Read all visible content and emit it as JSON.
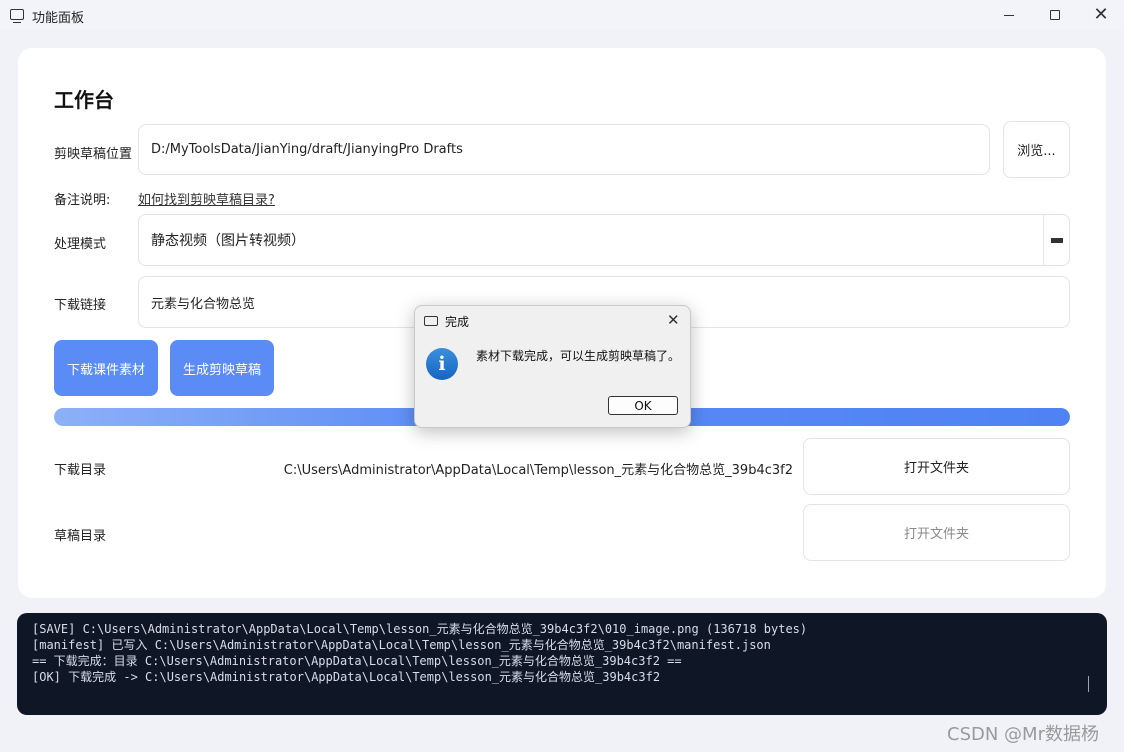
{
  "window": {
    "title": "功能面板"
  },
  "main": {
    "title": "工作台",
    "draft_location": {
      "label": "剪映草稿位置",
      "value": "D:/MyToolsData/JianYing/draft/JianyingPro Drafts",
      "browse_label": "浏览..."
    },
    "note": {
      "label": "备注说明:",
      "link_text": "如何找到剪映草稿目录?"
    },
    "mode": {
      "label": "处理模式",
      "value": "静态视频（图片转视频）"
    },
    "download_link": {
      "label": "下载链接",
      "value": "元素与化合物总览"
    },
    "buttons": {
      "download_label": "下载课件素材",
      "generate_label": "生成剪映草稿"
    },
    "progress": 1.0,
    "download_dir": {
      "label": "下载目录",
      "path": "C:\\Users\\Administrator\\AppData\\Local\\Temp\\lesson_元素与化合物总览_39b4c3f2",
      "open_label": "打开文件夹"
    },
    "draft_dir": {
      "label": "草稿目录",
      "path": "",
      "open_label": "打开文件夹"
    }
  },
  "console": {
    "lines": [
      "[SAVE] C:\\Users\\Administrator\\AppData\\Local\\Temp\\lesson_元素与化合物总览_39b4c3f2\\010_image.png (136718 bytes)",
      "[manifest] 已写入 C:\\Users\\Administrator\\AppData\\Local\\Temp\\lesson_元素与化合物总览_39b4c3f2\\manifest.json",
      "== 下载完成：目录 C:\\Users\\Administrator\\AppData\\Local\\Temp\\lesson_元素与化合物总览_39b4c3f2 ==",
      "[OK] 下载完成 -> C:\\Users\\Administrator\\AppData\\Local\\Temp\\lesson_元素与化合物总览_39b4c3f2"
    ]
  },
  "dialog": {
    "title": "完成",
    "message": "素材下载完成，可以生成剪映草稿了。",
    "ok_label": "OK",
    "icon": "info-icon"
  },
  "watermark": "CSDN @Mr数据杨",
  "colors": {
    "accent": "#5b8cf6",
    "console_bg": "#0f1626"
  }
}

::::

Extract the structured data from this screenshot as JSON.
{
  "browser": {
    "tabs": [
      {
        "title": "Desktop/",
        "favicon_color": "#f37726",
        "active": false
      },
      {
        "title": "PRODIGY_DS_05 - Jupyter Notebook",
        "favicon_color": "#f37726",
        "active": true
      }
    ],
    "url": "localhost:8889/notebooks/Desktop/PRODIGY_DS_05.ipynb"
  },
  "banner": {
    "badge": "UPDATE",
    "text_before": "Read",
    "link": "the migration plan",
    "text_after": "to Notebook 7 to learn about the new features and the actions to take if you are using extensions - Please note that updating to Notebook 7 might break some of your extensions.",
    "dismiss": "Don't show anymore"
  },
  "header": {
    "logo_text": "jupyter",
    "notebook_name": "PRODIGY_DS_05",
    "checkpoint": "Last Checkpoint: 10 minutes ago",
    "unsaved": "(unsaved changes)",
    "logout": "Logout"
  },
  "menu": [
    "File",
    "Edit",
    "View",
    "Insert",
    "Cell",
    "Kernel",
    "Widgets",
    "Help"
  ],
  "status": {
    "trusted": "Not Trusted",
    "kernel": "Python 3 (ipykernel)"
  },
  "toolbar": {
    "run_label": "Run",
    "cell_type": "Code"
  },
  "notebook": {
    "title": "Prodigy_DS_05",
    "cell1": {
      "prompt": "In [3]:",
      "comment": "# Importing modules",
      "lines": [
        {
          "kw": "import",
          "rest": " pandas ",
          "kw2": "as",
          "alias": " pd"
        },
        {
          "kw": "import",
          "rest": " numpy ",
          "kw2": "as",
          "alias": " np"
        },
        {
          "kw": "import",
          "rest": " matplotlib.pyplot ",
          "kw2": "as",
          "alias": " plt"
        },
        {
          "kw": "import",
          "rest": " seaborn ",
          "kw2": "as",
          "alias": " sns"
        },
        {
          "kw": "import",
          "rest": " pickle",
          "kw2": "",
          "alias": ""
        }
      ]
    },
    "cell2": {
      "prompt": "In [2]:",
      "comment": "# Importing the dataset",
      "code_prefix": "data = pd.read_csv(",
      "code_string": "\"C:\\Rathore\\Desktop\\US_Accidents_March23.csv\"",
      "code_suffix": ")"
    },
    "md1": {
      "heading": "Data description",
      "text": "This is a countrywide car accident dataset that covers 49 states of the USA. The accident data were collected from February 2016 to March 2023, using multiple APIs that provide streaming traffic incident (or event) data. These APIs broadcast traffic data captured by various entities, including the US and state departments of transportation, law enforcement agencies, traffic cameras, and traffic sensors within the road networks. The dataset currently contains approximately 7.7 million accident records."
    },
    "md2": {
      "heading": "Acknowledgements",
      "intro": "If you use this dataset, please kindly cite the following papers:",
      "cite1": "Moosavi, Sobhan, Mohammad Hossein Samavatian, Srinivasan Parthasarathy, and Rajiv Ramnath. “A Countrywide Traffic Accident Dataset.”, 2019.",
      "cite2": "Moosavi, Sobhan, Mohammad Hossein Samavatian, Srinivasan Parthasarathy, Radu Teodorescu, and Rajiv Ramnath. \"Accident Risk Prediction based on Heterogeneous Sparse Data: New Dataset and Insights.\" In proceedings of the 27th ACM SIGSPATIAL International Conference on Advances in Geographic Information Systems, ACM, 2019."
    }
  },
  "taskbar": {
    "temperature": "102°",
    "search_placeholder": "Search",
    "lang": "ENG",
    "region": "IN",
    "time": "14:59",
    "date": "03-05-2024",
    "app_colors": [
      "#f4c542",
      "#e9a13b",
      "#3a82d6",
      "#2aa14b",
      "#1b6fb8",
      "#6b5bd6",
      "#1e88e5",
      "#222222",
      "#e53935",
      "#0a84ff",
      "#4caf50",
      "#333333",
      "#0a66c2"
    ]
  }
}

::::

• Exercise brief:
Show each line in the entries that holds the string "from".

• Task answer:
Extract the structured data from this screenshot as JSON.
      "text": "This is a countrywide car accident dataset that covers 49 states of the USA. The accident data were collected from February 2016 to March 2023, using multiple APIs that provide streaming traffic incident (or event) data. These APIs broadcast traffic data captured by various entities, including the US and state departments of transportation, law enforcement agencies, traffic cameras, and traffic sensors within the road networks. The dataset currently contains approximately 7.7 million accident records."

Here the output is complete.